<<<<

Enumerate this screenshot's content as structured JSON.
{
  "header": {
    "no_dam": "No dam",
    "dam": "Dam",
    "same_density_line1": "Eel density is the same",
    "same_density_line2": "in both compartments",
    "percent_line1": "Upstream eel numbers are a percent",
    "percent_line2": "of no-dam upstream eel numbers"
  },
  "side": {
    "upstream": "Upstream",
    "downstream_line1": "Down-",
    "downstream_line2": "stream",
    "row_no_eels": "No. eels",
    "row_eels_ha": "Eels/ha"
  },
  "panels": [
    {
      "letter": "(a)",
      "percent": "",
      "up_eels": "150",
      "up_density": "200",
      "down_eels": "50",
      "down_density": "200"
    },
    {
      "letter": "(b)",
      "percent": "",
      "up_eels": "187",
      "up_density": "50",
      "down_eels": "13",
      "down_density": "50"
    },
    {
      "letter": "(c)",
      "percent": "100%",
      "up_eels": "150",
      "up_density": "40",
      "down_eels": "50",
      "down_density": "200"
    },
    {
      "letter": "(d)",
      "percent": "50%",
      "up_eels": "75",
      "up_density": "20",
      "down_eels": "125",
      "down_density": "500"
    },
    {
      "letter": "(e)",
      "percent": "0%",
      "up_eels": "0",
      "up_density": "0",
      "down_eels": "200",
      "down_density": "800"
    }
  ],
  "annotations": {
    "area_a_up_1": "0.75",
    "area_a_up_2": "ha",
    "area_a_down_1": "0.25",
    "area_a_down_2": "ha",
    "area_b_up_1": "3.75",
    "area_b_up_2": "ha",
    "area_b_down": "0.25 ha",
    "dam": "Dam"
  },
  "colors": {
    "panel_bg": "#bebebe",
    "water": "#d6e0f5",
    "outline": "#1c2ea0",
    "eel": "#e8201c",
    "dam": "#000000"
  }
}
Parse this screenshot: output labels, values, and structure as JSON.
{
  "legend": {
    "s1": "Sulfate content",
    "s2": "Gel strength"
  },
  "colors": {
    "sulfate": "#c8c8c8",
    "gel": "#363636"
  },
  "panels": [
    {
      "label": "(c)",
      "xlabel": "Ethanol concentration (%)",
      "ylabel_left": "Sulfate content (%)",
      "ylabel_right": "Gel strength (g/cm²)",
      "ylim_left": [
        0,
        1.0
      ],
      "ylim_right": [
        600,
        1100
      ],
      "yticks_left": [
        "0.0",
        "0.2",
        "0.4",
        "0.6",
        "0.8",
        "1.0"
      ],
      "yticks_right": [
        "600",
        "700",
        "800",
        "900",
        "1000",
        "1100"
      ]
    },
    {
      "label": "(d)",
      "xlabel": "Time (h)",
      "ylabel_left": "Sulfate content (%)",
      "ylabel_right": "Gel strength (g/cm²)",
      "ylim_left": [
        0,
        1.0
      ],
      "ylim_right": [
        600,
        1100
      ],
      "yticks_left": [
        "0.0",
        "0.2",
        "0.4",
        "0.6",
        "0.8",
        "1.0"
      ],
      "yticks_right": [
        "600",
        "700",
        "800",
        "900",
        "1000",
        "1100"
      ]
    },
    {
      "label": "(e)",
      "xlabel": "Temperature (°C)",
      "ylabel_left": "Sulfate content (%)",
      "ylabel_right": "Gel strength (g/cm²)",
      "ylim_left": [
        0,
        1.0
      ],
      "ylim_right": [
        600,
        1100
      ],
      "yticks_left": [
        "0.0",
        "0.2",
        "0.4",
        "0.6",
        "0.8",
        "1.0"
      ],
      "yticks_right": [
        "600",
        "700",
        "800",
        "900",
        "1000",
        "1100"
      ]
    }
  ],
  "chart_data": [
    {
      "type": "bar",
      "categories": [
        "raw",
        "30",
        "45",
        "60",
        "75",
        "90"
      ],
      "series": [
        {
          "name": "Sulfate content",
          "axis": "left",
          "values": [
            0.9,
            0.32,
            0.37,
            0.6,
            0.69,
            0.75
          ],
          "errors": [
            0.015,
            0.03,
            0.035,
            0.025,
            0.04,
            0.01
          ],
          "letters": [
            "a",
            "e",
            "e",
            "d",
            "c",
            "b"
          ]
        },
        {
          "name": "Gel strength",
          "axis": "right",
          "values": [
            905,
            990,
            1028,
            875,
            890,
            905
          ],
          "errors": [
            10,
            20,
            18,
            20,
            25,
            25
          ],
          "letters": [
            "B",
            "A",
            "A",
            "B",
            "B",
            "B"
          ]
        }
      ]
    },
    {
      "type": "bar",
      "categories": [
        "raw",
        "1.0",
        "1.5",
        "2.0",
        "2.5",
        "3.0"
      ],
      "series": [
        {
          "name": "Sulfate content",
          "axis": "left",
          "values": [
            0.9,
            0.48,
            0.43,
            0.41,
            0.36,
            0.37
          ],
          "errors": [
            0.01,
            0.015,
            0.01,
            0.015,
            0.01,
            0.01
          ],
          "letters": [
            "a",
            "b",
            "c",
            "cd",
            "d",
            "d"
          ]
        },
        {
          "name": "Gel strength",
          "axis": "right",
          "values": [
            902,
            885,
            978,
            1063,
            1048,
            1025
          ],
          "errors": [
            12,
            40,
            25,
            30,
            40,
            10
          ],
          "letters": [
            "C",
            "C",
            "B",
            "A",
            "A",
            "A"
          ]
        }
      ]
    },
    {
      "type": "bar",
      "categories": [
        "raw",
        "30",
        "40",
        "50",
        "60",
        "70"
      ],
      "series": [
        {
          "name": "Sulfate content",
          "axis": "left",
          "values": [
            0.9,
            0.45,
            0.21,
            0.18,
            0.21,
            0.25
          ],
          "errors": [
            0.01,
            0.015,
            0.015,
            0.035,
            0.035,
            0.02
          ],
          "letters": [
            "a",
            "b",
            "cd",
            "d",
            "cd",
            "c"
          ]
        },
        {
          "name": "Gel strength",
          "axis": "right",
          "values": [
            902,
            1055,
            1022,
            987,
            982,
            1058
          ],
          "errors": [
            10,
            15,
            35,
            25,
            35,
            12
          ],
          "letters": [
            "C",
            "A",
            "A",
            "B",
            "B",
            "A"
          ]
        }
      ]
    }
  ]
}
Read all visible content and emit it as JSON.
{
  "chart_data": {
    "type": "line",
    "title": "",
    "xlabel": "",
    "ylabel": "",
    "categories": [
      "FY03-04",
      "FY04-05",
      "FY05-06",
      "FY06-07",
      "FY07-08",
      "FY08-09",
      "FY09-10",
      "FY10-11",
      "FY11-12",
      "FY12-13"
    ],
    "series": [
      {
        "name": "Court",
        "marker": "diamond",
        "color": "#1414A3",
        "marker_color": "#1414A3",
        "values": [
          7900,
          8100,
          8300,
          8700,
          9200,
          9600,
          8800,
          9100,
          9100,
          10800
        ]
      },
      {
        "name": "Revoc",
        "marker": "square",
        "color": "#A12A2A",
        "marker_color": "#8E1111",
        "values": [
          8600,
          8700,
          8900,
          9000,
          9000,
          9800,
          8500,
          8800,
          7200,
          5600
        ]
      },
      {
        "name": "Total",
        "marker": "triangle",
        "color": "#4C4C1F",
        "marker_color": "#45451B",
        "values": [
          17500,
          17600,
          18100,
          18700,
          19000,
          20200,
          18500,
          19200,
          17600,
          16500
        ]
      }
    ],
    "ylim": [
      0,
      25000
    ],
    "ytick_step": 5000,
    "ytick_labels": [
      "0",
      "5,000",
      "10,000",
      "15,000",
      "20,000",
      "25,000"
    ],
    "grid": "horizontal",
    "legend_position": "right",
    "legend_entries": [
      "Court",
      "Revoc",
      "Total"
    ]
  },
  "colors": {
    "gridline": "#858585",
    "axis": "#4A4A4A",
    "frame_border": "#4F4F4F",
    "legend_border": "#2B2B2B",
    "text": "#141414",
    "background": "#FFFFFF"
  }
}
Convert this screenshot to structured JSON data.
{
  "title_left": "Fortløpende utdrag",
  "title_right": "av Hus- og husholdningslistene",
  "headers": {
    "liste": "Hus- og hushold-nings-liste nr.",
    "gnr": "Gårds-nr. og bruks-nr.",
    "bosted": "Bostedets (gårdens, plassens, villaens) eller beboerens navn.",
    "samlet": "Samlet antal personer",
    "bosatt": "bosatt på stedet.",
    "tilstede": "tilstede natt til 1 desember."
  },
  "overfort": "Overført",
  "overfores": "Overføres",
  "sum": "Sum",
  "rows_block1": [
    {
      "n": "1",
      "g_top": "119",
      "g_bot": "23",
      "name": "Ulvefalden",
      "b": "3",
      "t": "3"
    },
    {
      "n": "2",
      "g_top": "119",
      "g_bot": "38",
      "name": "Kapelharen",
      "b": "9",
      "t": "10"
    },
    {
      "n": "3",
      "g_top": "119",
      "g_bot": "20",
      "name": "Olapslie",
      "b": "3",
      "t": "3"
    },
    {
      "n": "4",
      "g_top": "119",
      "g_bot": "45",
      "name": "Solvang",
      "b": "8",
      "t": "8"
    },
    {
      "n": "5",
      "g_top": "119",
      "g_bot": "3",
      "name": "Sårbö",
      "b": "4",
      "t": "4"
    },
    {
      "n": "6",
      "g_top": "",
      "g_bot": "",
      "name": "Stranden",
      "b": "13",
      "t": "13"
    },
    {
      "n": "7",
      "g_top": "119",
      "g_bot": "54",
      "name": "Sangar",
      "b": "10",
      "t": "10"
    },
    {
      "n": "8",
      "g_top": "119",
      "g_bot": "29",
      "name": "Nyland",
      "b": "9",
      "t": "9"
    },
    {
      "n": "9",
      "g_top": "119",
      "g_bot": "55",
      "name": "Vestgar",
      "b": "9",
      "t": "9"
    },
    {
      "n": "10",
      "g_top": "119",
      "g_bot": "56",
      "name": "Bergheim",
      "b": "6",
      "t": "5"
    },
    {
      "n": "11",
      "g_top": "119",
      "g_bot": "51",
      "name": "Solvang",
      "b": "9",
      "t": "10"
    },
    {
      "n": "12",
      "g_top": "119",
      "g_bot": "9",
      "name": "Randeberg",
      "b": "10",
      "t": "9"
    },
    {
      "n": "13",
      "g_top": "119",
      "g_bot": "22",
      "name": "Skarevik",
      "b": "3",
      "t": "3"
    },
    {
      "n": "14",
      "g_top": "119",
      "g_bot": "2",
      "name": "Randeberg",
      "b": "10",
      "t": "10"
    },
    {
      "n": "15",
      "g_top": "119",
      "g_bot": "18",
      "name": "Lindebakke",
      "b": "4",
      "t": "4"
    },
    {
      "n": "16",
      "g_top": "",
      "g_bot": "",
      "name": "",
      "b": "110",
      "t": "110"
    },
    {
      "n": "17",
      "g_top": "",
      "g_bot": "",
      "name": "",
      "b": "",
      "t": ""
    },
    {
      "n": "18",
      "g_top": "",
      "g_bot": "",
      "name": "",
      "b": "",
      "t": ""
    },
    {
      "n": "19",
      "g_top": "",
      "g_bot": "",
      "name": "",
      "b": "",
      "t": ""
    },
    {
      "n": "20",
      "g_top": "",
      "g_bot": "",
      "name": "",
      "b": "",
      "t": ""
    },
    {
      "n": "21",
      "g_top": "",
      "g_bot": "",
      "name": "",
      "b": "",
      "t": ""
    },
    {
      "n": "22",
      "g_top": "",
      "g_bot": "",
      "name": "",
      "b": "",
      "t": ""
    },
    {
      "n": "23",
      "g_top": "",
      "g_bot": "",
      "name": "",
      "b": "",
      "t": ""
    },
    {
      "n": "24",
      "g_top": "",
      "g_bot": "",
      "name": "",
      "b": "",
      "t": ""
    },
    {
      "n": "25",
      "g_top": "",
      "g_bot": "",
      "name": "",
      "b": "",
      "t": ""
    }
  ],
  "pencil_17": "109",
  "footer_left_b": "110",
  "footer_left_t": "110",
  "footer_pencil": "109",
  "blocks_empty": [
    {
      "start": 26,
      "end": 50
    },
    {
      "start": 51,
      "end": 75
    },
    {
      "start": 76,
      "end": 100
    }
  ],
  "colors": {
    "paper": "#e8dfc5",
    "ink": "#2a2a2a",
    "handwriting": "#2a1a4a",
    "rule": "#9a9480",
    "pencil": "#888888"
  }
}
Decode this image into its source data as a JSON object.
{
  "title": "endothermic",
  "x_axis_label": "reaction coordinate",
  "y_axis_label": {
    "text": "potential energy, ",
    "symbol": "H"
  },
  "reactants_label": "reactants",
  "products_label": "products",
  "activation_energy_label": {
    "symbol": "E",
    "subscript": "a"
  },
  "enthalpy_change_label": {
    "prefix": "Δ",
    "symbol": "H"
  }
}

>>>>

◆ SET EXERCISE ◆
Take the lines above from the one holding "Decode this image" to the last and output them exactly.

◆ OUTPUT FOR THIS EXERCISE ◆
Decode this image into its source data as a JSON object.
{
  "title": "endothermic",
  "x_axis_label": "reaction coordinate",
  "y_axis_label": {
    "text": "potential energy, ",
    "symbol": "H"
  },
  "reactants_label": "reactants",
  "products_label": "products",
  "activation_energy_label": {
    "symbol": "E",
    "subscript": "a"
  },
  "enthalpy_change_label": {
    "prefix": "Δ",
    "symbol": "H"
  }
}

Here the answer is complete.